**Work to do**:
In the material below, find each line holding the string "Create" and copy it.

**Given data**:

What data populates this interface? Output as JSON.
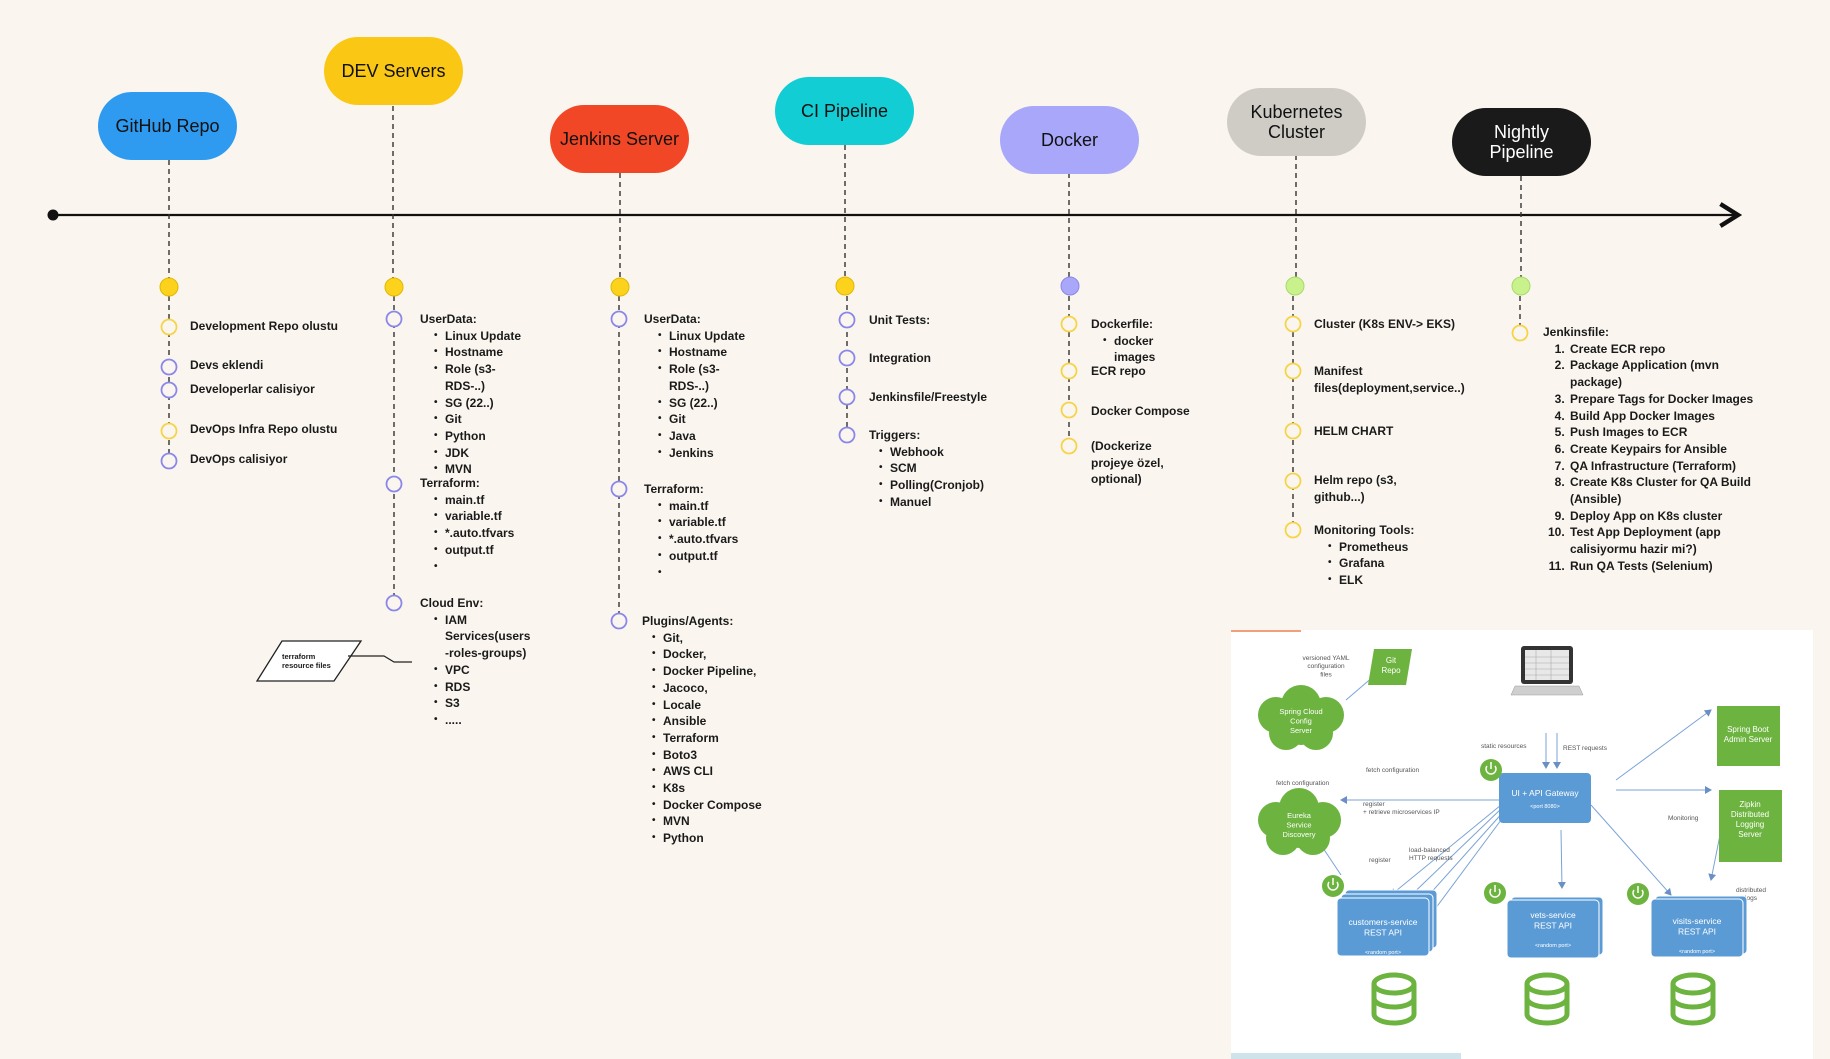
{
  "stages": [
    {
      "label": "GitHub Repo",
      "color": "#2f9bf0",
      "text_color": "#111111"
    },
    {
      "label": "DEV Servers",
      "color": "#fac715",
      "text_color": "#111111"
    },
    {
      "label": "Jenkins Server",
      "color": "#f24726",
      "text_color": "#111111"
    },
    {
      "label": "CI Pipeline",
      "color": "#12cdd4",
      "text_color": "#111111"
    },
    {
      "label": "Docker",
      "color": "#a8a7fa",
      "text_color": "#111111"
    },
    {
      "label": "Kubernetes\nCluster",
      "color": "#cfccc6",
      "text_color": "#111111"
    },
    {
      "label": "Nightly\nPipeline",
      "color": "#1a1a1a",
      "text_color": "#ffffff"
    }
  ],
  "github": {
    "items": [
      "Development Repo olustu",
      "Devs eklendi",
      "Developerlar calisiyor",
      "DevOps Infra Repo olustu",
      "DevOps calisiyor"
    ]
  },
  "dev": {
    "userdata_title": "UserData:",
    "userdata_items": [
      "Linux Update",
      "Hostname",
      "Role (s3-\nRDS-..)",
      "SG (22..)",
      "Git",
      "Python",
      "JDK",
      "MVN"
    ],
    "terraform_title": "Terraform:",
    "terraform_items": [
      "main.tf",
      "variable.tf",
      "*.auto.tfvars",
      "output.tf",
      ""
    ],
    "cloud_title": "Cloud Env:",
    "cloud_items": [
      "IAM\nServices(users\n-roles-groups)",
      "VPC",
      "RDS",
      "S3",
      "....."
    ],
    "note": "terraform\nresource files"
  },
  "jenkins": {
    "userdata_title": "UserData:",
    "userdata_items": [
      "Linux Update",
      "Hostname",
      "Role (s3-\nRDS-..)",
      "SG (22..)",
      "Git",
      "Java",
      "Jenkins"
    ],
    "terraform_title": "Terraform:",
    "terraform_items": [
      "main.tf",
      "variable.tf",
      "*.auto.tfvars",
      "output.tf",
      ""
    ],
    "plugins_title": "Plugins/Agents:",
    "plugins_items": [
      "Git,",
      "Docker,",
      "Docker Pipeline,",
      "Jacoco,",
      "Locale",
      "Ansible",
      "Terraform",
      "Boto3",
      "AWS CLI",
      "K8s",
      "Docker Compose",
      "MVN",
      "Python"
    ]
  },
  "ci": {
    "items": [
      "Unit Tests:",
      "Integration",
      "Jenkinsfile/Freestyle"
    ],
    "triggers_title": "Triggers:",
    "triggers_items": [
      "Webhook",
      "SCM",
      "Polling(Cronjob)",
      "Manuel"
    ]
  },
  "docker": {
    "dockerfile_title": "Dockerfile:",
    "dockerfile_items": [
      "docker\nimages"
    ],
    "items": [
      "ECR repo",
      "Docker Compose",
      "(Dockerize\nprojeye özel,\noptional)"
    ]
  },
  "k8s": {
    "items": [
      "Cluster (K8s ENV-> EKS)",
      "Manifest\nfiles(deployment,service..)",
      "HELM CHART",
      "Helm repo (s3,\ngithub...)"
    ],
    "monitoring_title": "Monitoring Tools:",
    "monitoring_items": [
      "Prometheus",
      "Grafana",
      "ELK"
    ]
  },
  "nightly": {
    "title": "Jenkinsfile:",
    "steps": [
      "Create ECR repo",
      "Package Application (mvn package)",
      "Prepare Tags for Docker Images",
      "Build App Docker Images",
      "Push Images to ECR",
      "Create Keypairs for Ansible",
      "QA Infrastructure (Terraform)",
      "Create K8s Cluster for QA Build (Ansible)",
      "Deploy App on K8s cluster",
      "Test App Deployment (app calisiyormu hazir mi?)",
      "Run QA Tests (Selenium)"
    ]
  },
  "arch": {
    "git_repo": "Git\nRepo",
    "versioned_yaml": "versioned YAML\nconfiguration\nfiles",
    "config_server": "Spring Cloud\nConfig\nServer",
    "fetch_configuration": "fetch configuration",
    "static_resources": "static resources",
    "rest_requests": "REST requests",
    "gateway": "UI + API Gateway",
    "gateway_port": "<port 8080>",
    "eureka": "Eureka\nService\nDiscovery",
    "register_retrieve": "register\n+ retrieve microservices IP",
    "register": "register",
    "load_balanced": "load-balanced\nHTTP requests",
    "admin_server": "Spring Boot\nAdmin Server",
    "monitoring": "Monitoring",
    "zipkin": "Zipkin\nDistributed\nLogging\nServer",
    "distributed_logs": "distributed\nlogs",
    "customers": "customers-service\nREST API",
    "vets": "vets-service\nREST API",
    "visits": "visits-service\nREST API",
    "random_port": "<random port>",
    "green": "#6db33f",
    "blue": "#5b9bd5"
  },
  "colors": {
    "yellow_dot": "#fcd21d",
    "purple_dot": "#a8a7fa",
    "green_dot": "#c9f28c",
    "hollow_yellow": "#f5d44a",
    "hollow_purple": "#8b87e8"
  }
}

**Answer to the exercise**:
      "Create ECR repo",
      "Create Keypairs for Ansible",
      "Create K8s Cluster for QA Build (Ansible)",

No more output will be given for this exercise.